TASK INSTRUCTIONS
Reproduce every entry exactly as shown.

Collected data entries
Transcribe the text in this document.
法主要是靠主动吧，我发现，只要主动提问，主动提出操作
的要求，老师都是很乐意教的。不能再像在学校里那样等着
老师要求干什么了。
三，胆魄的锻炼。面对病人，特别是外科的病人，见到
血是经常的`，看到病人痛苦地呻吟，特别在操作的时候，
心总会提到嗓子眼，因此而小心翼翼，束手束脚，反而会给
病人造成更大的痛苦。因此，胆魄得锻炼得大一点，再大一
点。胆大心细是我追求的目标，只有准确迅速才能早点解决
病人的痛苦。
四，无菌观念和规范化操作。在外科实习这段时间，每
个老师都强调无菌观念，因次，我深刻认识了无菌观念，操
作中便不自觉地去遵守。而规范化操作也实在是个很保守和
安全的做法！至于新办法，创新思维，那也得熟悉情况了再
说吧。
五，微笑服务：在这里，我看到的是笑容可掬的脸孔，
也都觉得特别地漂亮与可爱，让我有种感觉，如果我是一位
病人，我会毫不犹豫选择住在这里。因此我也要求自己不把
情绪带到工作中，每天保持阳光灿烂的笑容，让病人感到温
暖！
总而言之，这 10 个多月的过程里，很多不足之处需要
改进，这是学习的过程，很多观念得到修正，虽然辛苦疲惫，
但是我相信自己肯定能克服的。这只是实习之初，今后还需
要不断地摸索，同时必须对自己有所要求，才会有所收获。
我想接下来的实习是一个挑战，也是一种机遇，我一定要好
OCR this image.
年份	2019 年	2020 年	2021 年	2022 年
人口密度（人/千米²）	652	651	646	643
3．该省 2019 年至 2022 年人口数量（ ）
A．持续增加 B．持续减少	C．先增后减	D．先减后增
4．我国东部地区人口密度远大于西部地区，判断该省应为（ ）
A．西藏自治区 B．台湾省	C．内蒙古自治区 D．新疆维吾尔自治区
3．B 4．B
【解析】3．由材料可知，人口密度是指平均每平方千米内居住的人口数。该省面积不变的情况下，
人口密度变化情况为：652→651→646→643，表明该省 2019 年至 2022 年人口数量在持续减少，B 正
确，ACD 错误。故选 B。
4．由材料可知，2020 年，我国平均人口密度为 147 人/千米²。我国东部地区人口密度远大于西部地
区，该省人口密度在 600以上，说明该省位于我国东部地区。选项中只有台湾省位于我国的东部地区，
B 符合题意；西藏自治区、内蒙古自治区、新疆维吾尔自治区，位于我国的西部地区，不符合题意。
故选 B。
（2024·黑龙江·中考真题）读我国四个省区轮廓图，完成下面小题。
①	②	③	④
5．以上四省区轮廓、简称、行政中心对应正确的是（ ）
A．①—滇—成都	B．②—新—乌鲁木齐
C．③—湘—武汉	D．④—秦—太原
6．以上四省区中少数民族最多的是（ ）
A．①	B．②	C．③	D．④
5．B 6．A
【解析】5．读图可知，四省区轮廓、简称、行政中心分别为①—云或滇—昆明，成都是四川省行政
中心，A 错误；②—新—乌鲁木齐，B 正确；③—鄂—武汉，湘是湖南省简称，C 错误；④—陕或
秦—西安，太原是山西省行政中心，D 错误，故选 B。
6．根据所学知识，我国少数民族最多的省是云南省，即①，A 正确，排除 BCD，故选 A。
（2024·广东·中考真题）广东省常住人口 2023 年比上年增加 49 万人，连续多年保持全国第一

RESPONSE
Transcribe the text in this document.
法主要是靠主动吧，我发现，只要主动提问，主动提出操作
的要求，老师都是很乐意教的。不能再像在学校里那样等着
老师要求干什么了。
三，胆魄的锻炼。面对病人，特别是外科的病人，见到
血是经常的`，看到病人痛苦地呻吟，特别在操作的时候，
心总会提到嗓子眼，因此而小心翼翼，束手束脚，反而会给
病人造成更大的痛苦。因此，胆魄得锻炼得大一点，再大一
点。胆大心细是我追求的目标，只有准确迅速才能早点解决
病人的痛苦。
四，无菌观念和规范化操作。在外科实习这段时间，每
个老师都强调无菌观念，因次，我深刻认识了无菌观念，操
作中便不自觉地去遵守。而规范化操作也实在是个很保守和
安全的做法！至于新办法，创新思维，那也得熟悉情况了再
说吧。
五，微笑服务：在这里，我看到的是笑容可掬的脸孔，
也都觉得特别地漂亮与可爱，让我有种感觉，如果我是一位
病人，我会毫不犹豫选择住在这里。因此我也要求自己不把
情绪带到工作中，每天保持阳光灿烂的笑容，让病人感到温
暖！
总而言之，这 10 个多月的过程里，很多不足之处需要
改进，这是学习的过程，很多观念得到修正，虽然辛苦疲惫，
但是我相信自己肯定能克服的。这只是实习之初，今后还需
要不断地摸索，同时必须对自己有所要求，才会有所收获。
我想接下来的实习是一个挑战，也是一种机遇，我一定要好
OCR this image.
年份	2019 年	2020 年	2021 年	2022 年
人口密度（人/千米²）	652	651	646	643
3．该省 2019 年至 2022 年人口数量（ ）
A．持续增加 B．持续减少	C．先增后减	D．先减后增
4．我国东部地区人口密度远大于西部地区，判断该省应为（ ）
A．西藏自治区 B．台湾省	C．内蒙古自治区 D．新疆维吾尔自治区
3．B 4．B
【解析】3．由材料可知，人口密度是指平均每平方千米内居住的人口数。该省面积不变的情况下，
人口密度变化情况为：652→651→646→643，表明该省 2019 年至 2022 年人口数量在持续减少，B 正
确，ACD 错误。故选 B。
4．由材料可知，2020 年，我国平均人口密度为 147 人/千米²。我国东部地区人口密度远大于西部地
区，该省人口密度在 600以上，说明该省位于我国东部地区。选项中只有台湾省位于我国的东部地区，
B 符合题意；西藏自治区、内蒙古自治区、新疆维吾尔自治区，位于我国的西部地区，不符合题意。
故选 B。
（2024·黑龙江·中考真题）读我国四个省区轮廓图，完成下面小题。
①	②	③	④
5．以上四省区轮廓、简称、行政中心对应正确的是（ ）
A．①—滇—成都	B．②—新—乌鲁木齐
C．③—湘—武汉	D．④—秦—太原
6．以上四省区中少数民族最多的是（ ）
A．①	B．②	C．③	D．④
5．B 6．A
【解析】5．读图可知，四省区轮廓、简称、行政中心分别为①—云或滇—昆明，成都是四川省行政
中心，A 错误；②—新—乌鲁木齐，B 正确；③—鄂—武汉，湘是湖南省简称，C 错误；④—陕或
秦—西安，太原是山西省行政中心，D 错误，故选 B。
6．根据所学知识，我国少数民族最多的省是云南省，即①，A 正确，排除 BCD，故选 A。
（2024·广东·中考真题）广东省常住人口 2023 年比上年增加 49 万人，连续多年保持全国第一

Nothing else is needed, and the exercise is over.